- [GOAL]:
Transcribe the material exactly. Images do not belong in the copy.

[Collection entries]

(begin)

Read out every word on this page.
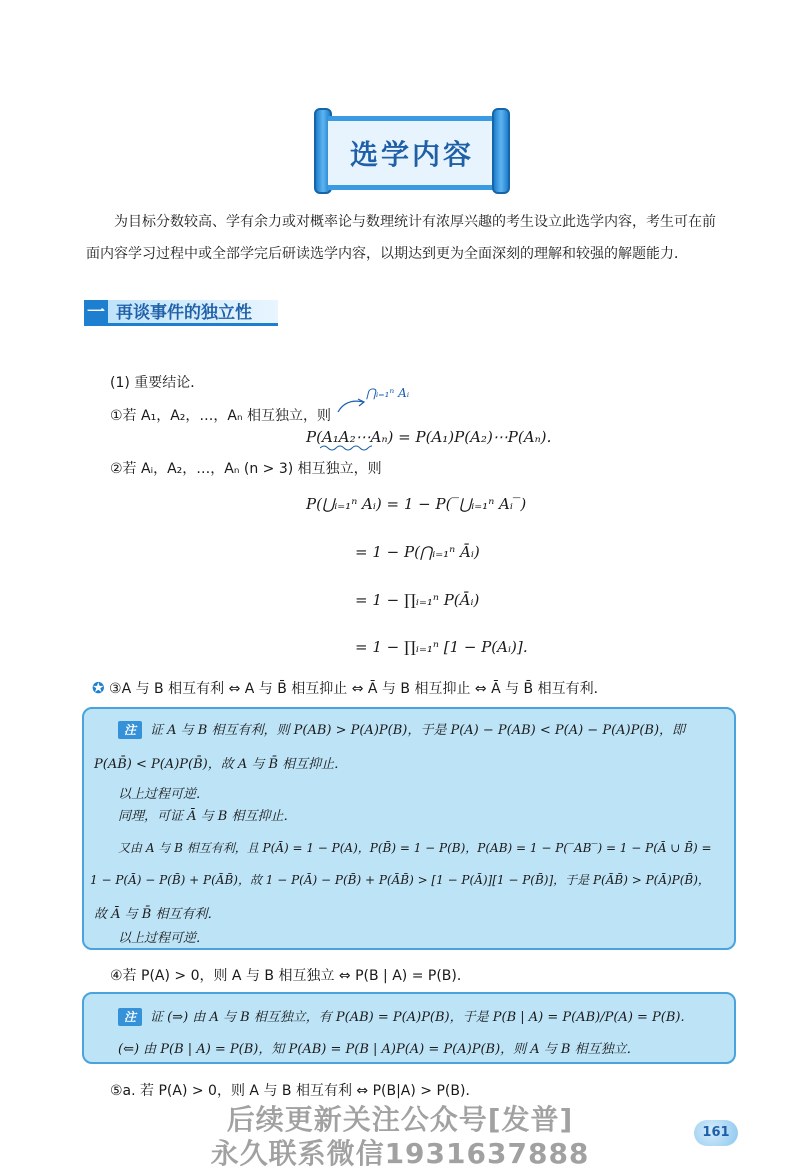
选学内容
为目标分数较高、学有余力或对概率论与数理统计有浓厚兴趣的考生设立此选学内容，考生可在前面内容学习过程中或全部学完后研读选学内容，以期达到更为全面深刻的理解和较强的解题能力．
一 再谈事件的独立性
(1) 重要结论．
①若 A₁，A₂，…，Aₙ 相互独立，则
⋂ᵢ₌₁ⁿ Aᵢ
P(A₁A₂⋯Aₙ) = P(A₁)P(A₂)⋯P(Aₙ)．
②若 Aᵢ，A₂，…，Aₙ (n > 3) 相互独立，则
P(⋃ᵢ₌₁ⁿ Aᵢ) = 1 − P(‾⋃ᵢ₌₁ⁿ Aᵢ‾)
= 1 − P(⋂ᵢ₌₁ⁿ Āᵢ)
= 1 − ∏ᵢ₌₁ⁿ P(Āᵢ)
= 1 − ∏ᵢ₌₁ⁿ [1 − P(Aᵢ)]．
✪ ③A 与 B 相互有利 ⇔ A 与 B̄ 相互抑止 ⇔ Ā 与 B 相互抑止 ⇔ Ā 与 B̄ 相互有利．
注 证 A 与 B 相互有利，则 P(AB) > P(A)P(B)，于是 P(A) − P(AB) < P(A) − P(A)P(B)，即
P(AB̄) < P(A)P(B̄)，故 A 与 B̄ 相互抑止．
以上过程可逆．
同理，可证 Ā 与 B 相互抑止．
又由 A 与 B 相互有利，且 P(Ā) = 1 − P(A)，P(B̄) = 1 − P(B)，P(AB) = 1 − P(‾AB‾) = 1 − P(Ā ∪ B̄) =
1 − P(Ā) − P(B̄) + P(ĀB̄)，故 1 − P(Ā) − P(B̄) + P(ĀB̄) > [1 − P(Ā)][1 − P(B̄)]，于是 P(ĀB̄) > P(Ā)P(B̄)，
故 Ā 与 B̄ 相互有利．
以上过程可逆．
④若 P(A) > 0，则 A 与 B 相互独立 ⇔ P(B | A) = P(B)．
注 证 (⇒) 由 A 与 B 相互独立，有 P(AB) = P(A)P(B)，于是 P(B | A) = P(AB)/P(A) = P(B).
(⇐) 由 P(B | A) = P(B)，知 P(AB) = P(B | A)P(A) = P(A)P(B)，则 A 与 B 相互独立．
⑤a. 若 P(A) > 0，则 A 与 B 相互有利 ⇔ P(B|A) > P(B)．
161
后续更新关注公众号[发普]
永久联系微信1931637888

(end)

- [EXERCISE ANSWER]:
Read out every word on this page.
选学内容
为目标分数较高、学有余力或对概率论与数理统计有浓厚兴趣的考生设立此选学内容，考生可在前面内容学习过程中或全部学完后研读选学内容，以期达到更为全面深刻的理解和较强的解题能力．
一 再谈事件的独立性
(1) 重要结论．
①若 A₁，A₂，…，Aₙ 相互独立，则
⋂ᵢ₌₁ⁿ Aᵢ
P(A₁A₂⋯Aₙ) = P(A₁)P(A₂)⋯P(Aₙ)．
②若 Aᵢ，A₂，…，Aₙ (n > 3) 相互独立，则
P(⋃ᵢ₌₁ⁿ Aᵢ) = 1 − P(‾⋃ᵢ₌₁ⁿ Aᵢ‾)
= 1 − P(⋂ᵢ₌₁ⁿ Āᵢ)
= 1 − ∏ᵢ₌₁ⁿ P(Āᵢ)
= 1 − ∏ᵢ₌₁ⁿ [1 − P(Aᵢ)]．
✪ ③A 与 B 相互有利 ⇔ A 与 B̄ 相互抑止 ⇔ Ā 与 B 相互抑止 ⇔ Ā 与 B̄ 相互有利．
注 证 A 与 B 相互有利，则 P(AB) > P(A)P(B)，于是 P(A) − P(AB) < P(A) − P(A)P(B)，即
P(AB̄) < P(A)P(B̄)，故 A 与 B̄ 相互抑止．
以上过程可逆．
同理，可证 Ā 与 B 相互抑止．
又由 A 与 B 相互有利，且 P(Ā) = 1 − P(A)，P(B̄) = 1 − P(B)，P(AB) = 1 − P(‾AB‾) = 1 − P(Ā ∪ B̄) =
1 − P(Ā) − P(B̄) + P(ĀB̄)，故 1 − P(Ā) − P(B̄) + P(ĀB̄) > [1 − P(Ā)][1 − P(B̄)]，于是 P(ĀB̄) > P(Ā)P(B̄)，
故 Ā 与 B̄ 相互有利．
以上过程可逆．
④若 P(A) > 0，则 A 与 B 相互独立 ⇔ P(B | A) = P(B)．
注 证 (⇒) 由 A 与 B 相互独立，有 P(AB) = P(A)P(B)，于是 P(B | A) = P(AB)/P(A) = P(B).
(⇐) 由 P(B | A) = P(B)，知 P(AB) = P(B | A)P(A) = P(A)P(B)，则 A 与 B 相互独立．
⑤a. 若 P(A) > 0，则 A 与 B 相互有利 ⇔ P(B|A) > P(B)．
161
后续更新关注公众号[发普]
永久联系微信1931637888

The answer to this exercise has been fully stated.